** START **

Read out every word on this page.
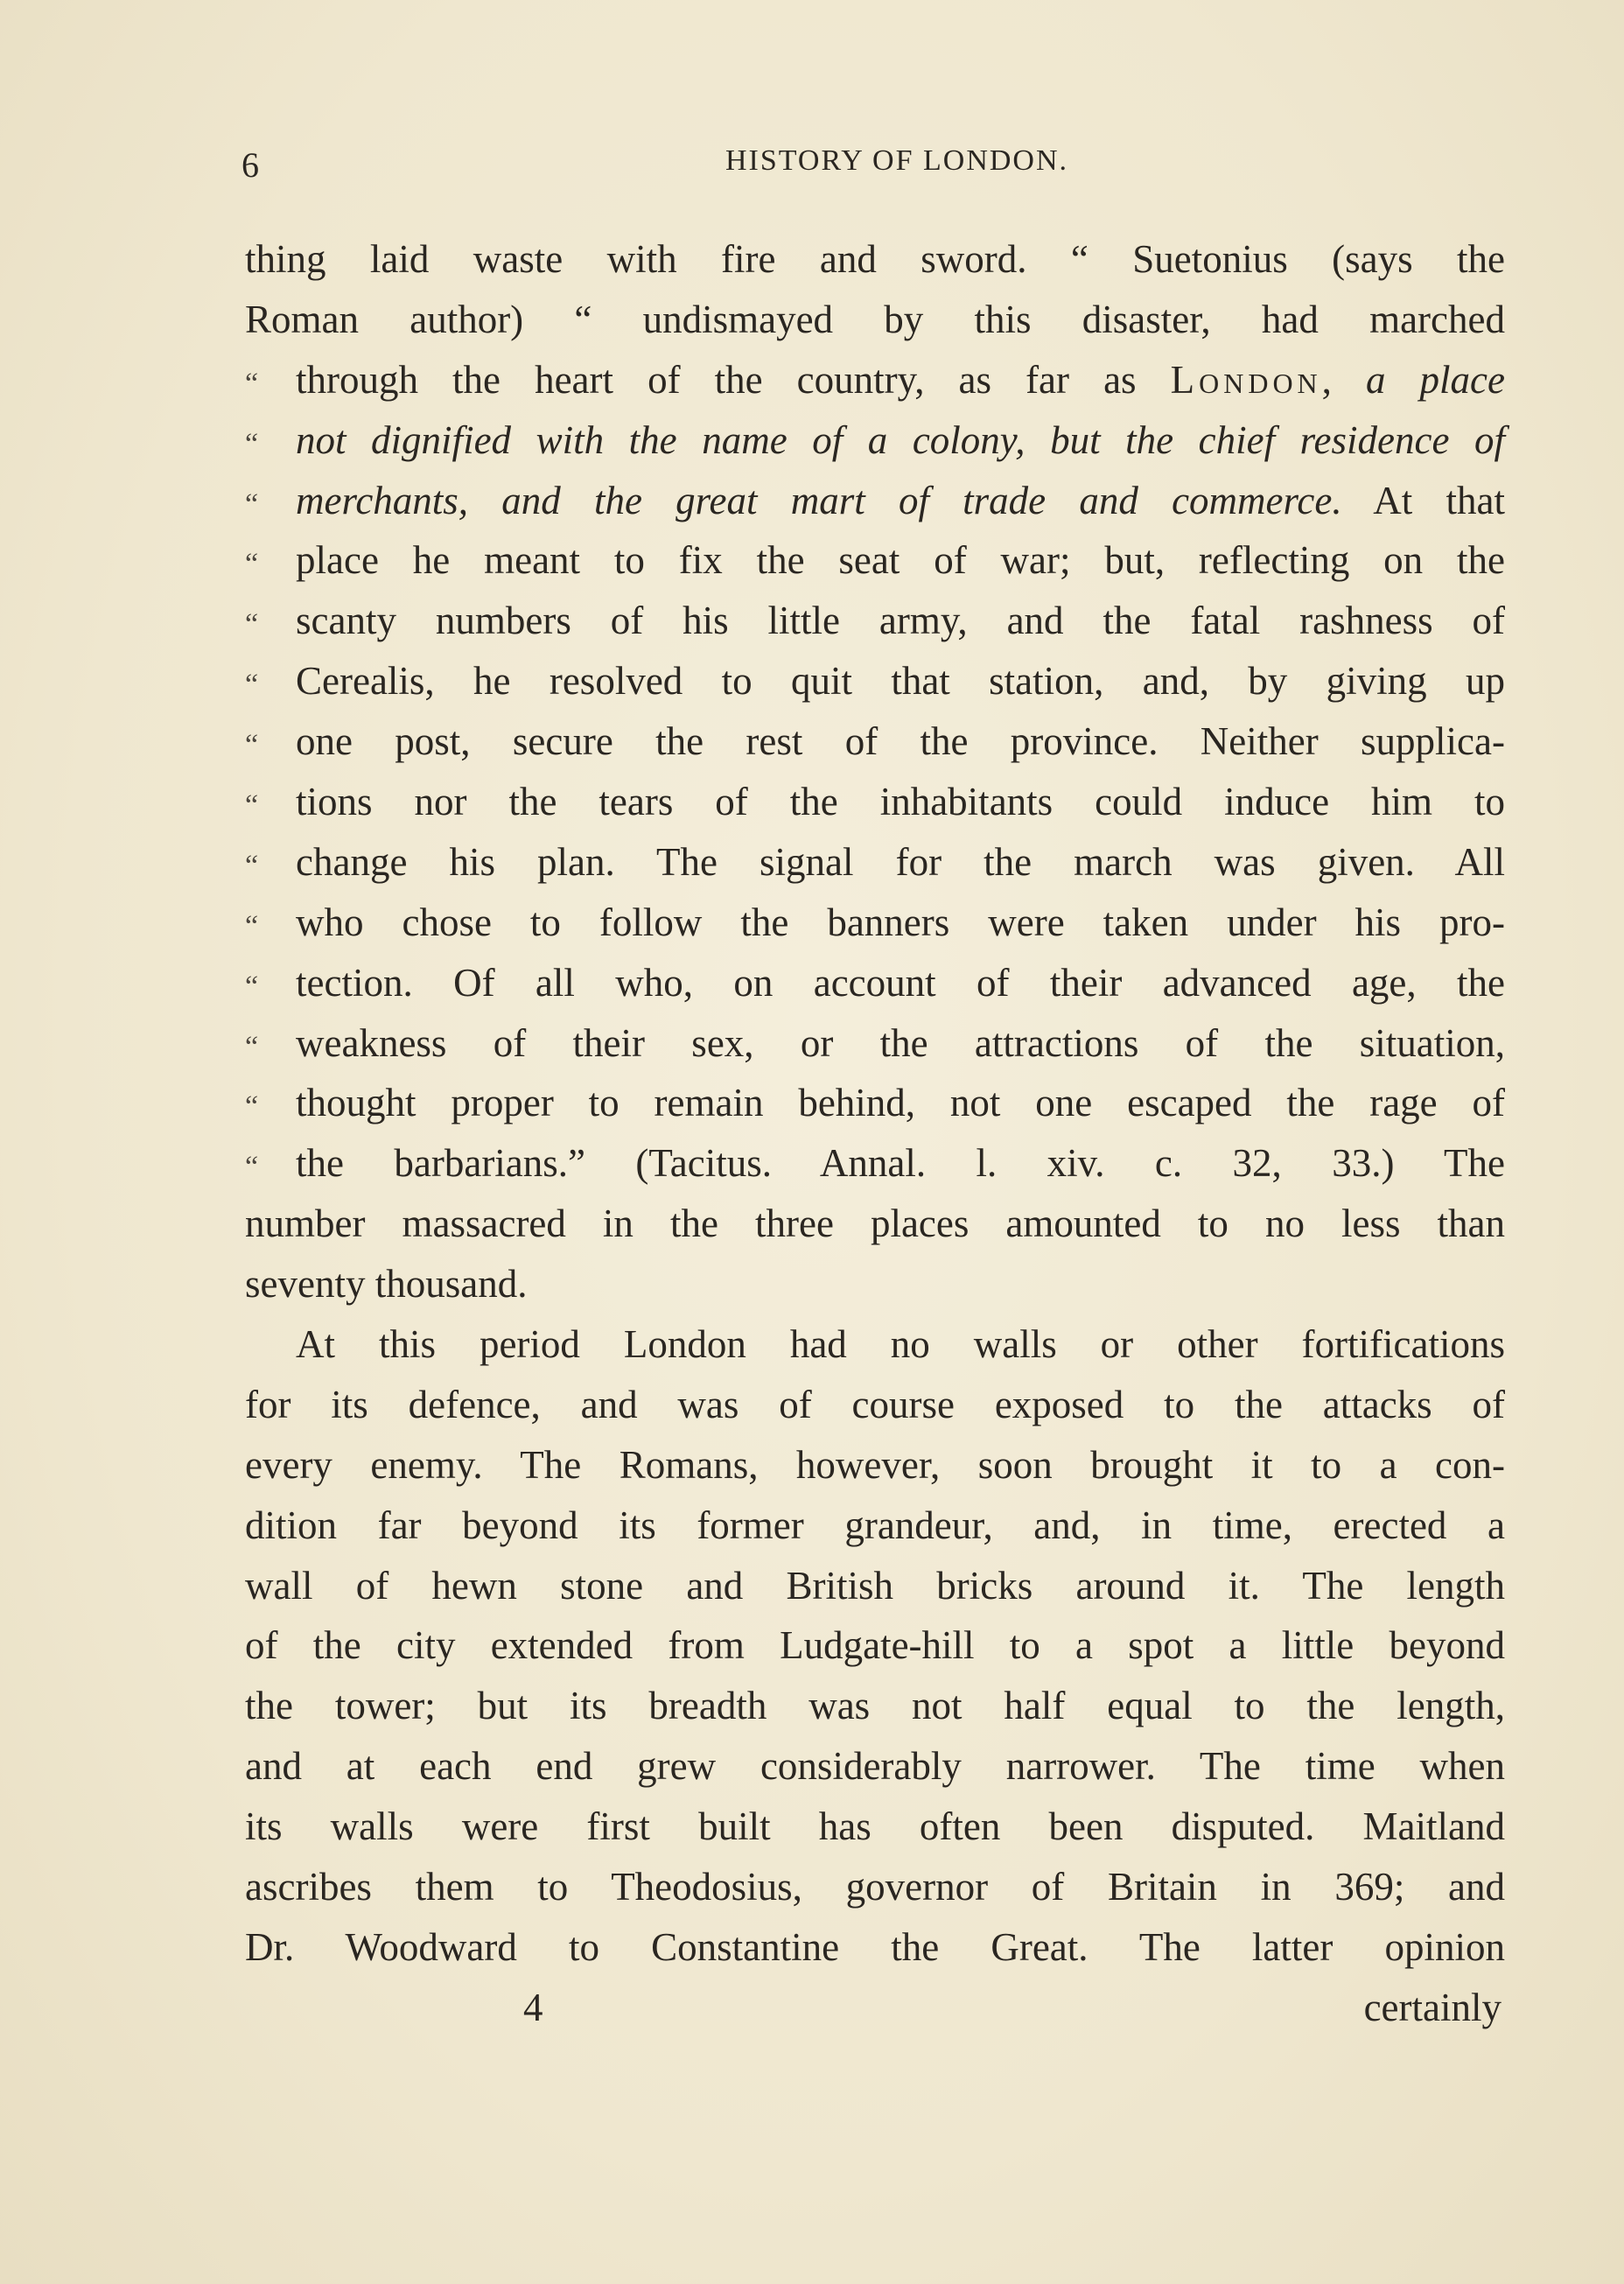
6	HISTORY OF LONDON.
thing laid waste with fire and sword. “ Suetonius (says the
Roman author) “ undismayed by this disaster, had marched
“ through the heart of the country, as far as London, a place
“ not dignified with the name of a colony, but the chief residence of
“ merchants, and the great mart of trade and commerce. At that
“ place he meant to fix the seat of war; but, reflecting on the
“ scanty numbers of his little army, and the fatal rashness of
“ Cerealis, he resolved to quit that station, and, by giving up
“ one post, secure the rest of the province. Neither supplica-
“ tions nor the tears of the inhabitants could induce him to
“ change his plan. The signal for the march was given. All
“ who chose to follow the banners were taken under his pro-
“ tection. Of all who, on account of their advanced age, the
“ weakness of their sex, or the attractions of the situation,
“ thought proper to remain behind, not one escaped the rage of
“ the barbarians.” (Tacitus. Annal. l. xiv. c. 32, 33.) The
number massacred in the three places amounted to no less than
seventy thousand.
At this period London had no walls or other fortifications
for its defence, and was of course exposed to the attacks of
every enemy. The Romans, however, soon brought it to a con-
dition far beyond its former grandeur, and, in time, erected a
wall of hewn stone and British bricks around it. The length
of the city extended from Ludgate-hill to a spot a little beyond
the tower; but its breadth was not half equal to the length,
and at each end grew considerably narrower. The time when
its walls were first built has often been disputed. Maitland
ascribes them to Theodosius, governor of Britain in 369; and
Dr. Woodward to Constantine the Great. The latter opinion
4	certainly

** END **
** START **

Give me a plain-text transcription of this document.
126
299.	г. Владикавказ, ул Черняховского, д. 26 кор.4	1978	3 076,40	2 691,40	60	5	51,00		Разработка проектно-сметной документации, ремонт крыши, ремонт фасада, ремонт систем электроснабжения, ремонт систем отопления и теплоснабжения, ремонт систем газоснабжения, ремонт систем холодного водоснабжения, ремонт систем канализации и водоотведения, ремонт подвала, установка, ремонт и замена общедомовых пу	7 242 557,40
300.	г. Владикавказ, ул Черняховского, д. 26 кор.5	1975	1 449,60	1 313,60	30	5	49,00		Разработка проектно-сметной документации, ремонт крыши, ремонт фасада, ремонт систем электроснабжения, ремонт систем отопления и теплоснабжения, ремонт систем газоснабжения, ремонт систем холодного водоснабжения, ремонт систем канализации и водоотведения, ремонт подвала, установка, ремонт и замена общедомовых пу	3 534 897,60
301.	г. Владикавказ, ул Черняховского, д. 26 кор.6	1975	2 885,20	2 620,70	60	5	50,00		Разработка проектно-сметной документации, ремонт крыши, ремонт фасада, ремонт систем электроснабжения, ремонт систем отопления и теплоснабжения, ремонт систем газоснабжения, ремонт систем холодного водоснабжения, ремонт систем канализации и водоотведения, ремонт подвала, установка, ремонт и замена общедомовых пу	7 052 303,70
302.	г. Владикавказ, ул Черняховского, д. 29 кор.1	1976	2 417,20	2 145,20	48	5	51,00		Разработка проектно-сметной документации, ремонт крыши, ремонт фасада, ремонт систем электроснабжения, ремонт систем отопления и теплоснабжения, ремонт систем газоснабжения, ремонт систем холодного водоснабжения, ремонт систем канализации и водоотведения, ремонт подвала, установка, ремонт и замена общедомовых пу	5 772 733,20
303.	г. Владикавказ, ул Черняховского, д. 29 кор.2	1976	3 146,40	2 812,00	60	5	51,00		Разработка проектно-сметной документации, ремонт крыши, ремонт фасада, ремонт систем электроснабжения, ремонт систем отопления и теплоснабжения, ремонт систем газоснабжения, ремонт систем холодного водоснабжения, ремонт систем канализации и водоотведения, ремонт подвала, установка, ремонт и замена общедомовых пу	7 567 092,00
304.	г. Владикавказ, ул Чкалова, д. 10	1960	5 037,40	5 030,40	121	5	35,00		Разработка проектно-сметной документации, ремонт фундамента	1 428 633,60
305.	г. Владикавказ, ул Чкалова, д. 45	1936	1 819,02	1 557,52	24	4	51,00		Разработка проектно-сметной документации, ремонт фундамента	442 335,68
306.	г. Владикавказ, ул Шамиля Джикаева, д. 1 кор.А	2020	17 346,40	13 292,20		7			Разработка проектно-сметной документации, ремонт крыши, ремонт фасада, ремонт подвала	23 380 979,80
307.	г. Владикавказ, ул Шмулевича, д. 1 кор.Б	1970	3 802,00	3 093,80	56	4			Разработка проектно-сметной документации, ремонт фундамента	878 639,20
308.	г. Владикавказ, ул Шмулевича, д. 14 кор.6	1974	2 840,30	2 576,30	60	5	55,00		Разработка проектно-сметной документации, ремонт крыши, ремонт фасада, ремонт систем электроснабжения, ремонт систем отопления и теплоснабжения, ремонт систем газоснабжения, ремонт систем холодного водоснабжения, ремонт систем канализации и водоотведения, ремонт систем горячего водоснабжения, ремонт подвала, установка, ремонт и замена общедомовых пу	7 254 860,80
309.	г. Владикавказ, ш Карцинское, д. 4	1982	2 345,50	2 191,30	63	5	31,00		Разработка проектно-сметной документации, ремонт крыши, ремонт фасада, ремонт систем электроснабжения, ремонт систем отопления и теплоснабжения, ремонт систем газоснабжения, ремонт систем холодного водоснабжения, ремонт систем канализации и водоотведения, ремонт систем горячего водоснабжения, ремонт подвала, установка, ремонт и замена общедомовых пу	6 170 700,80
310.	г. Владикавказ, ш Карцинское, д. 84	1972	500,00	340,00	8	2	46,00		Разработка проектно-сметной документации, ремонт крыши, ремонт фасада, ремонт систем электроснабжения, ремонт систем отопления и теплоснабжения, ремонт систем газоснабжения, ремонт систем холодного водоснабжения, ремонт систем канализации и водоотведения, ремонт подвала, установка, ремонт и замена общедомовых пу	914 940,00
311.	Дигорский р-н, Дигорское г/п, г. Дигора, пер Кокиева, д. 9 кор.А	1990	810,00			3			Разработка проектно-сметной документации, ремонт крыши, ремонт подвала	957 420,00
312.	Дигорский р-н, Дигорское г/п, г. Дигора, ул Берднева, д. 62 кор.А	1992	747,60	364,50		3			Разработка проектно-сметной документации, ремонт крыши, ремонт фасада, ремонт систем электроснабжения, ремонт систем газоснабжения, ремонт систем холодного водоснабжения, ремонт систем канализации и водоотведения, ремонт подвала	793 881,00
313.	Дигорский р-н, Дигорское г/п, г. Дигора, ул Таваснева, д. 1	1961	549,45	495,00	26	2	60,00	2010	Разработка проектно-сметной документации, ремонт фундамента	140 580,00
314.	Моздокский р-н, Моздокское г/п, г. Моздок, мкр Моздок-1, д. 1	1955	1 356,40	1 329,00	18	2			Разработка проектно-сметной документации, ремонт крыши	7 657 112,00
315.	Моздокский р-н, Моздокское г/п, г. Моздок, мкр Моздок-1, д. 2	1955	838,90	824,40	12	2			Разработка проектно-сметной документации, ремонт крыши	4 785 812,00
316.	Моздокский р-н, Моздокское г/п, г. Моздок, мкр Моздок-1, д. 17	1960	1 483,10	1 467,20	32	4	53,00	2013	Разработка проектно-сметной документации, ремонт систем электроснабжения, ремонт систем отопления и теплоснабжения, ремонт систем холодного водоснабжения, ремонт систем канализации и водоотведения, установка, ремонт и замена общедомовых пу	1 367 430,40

** END **

DESCRIPTION OF THE TASK:
Return every line holding the word "this" from the records.

EXERCISE RESULT:
Read out every word on this page.
Roman author) “ undismayed by this disaster, had marched
At this period London had no walls or other fortifications
Give me a plain-text transcription of this document.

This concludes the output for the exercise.